*Records for this task:*
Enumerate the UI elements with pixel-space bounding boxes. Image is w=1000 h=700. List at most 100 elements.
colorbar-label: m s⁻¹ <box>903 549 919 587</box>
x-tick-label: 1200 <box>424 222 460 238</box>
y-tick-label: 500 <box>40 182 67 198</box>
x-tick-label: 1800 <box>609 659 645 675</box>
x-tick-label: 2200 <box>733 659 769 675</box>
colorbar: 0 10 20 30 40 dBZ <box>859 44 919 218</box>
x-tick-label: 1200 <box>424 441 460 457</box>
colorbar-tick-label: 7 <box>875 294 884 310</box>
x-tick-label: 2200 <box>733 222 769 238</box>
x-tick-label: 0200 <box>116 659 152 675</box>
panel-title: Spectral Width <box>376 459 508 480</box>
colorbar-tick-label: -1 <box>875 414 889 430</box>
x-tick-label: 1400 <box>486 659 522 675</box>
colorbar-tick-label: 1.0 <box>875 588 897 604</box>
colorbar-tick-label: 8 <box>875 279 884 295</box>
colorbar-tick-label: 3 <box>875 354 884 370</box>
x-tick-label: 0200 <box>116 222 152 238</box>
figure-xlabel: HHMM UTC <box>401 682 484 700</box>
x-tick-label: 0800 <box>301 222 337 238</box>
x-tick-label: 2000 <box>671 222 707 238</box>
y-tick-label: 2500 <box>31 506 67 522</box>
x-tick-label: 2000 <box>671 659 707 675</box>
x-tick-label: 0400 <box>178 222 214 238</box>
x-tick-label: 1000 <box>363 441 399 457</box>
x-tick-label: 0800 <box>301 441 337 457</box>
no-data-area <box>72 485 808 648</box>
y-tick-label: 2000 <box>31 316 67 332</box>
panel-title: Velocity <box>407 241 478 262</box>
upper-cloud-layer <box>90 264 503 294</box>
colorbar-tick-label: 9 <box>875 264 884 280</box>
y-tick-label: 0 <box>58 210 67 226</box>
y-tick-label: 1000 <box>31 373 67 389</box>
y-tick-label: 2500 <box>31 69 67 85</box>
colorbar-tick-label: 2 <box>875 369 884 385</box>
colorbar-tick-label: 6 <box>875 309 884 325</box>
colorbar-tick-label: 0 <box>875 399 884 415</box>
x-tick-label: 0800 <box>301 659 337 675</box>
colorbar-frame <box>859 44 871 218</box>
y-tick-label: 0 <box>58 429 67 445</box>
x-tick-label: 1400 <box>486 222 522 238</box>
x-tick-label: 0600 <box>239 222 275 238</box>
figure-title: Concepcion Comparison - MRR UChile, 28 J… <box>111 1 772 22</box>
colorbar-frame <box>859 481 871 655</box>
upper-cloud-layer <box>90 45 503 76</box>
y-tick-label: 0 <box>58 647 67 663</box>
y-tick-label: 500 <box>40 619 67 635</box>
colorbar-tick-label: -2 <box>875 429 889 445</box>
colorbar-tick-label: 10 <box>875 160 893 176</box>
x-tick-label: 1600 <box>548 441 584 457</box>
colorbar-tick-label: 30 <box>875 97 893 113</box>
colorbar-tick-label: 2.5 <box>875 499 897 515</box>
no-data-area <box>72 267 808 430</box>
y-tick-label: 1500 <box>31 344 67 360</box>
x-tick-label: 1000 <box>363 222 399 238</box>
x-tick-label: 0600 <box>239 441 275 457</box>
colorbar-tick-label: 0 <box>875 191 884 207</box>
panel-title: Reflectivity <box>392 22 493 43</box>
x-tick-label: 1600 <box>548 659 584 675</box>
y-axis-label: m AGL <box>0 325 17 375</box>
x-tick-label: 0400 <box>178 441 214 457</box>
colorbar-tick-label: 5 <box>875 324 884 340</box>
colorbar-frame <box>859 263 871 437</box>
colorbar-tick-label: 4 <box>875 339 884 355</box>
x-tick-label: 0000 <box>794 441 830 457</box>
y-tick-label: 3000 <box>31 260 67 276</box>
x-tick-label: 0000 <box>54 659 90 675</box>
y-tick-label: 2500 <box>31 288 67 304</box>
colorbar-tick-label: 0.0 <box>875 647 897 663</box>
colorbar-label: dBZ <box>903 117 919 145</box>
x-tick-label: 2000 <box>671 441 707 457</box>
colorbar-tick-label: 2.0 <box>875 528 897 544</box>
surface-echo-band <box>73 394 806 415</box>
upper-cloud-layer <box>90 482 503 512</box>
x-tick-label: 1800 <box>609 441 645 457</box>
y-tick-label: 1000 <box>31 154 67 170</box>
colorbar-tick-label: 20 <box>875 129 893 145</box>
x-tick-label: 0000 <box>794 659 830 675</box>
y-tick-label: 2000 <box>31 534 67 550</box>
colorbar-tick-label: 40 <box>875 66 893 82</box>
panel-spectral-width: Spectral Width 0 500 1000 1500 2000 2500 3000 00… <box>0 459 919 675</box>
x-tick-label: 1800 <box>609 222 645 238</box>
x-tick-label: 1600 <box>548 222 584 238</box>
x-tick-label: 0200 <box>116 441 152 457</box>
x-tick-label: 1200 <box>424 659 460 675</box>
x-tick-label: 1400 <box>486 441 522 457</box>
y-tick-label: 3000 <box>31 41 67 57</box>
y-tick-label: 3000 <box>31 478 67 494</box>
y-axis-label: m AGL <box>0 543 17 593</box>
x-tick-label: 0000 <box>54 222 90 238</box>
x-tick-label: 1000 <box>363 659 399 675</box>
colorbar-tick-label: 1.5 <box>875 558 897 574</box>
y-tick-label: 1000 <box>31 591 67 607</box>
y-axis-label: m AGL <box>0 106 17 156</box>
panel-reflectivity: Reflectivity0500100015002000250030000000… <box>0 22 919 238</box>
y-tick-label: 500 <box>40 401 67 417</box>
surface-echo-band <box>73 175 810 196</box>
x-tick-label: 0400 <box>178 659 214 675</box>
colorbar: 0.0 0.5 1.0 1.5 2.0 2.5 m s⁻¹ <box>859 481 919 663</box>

*Written task:*
Copy out the part of the material that opens with its first line and closes with the line containing "colorbar-tick-label: 7 <box>875", both ends included, without changing a character.

*Written response:*
Enumerate the UI elements with pixel-space bounding boxes. Image is w=1000 h=700. List at most 100 elements.
colorbar-label: m s⁻¹ <box>903 549 919 587</box>
x-tick-label: 1200 <box>424 222 460 238</box>
y-tick-label: 500 <box>40 182 67 198</box>
x-tick-label: 1800 <box>609 659 645 675</box>
x-tick-label: 2200 <box>733 659 769 675</box>
colorbar: 0 10 20 30 40 dBZ <box>859 44 919 218</box>
x-tick-label: 1200 <box>424 441 460 457</box>
colorbar-tick-label: 7 <box>875 294 884 310</box>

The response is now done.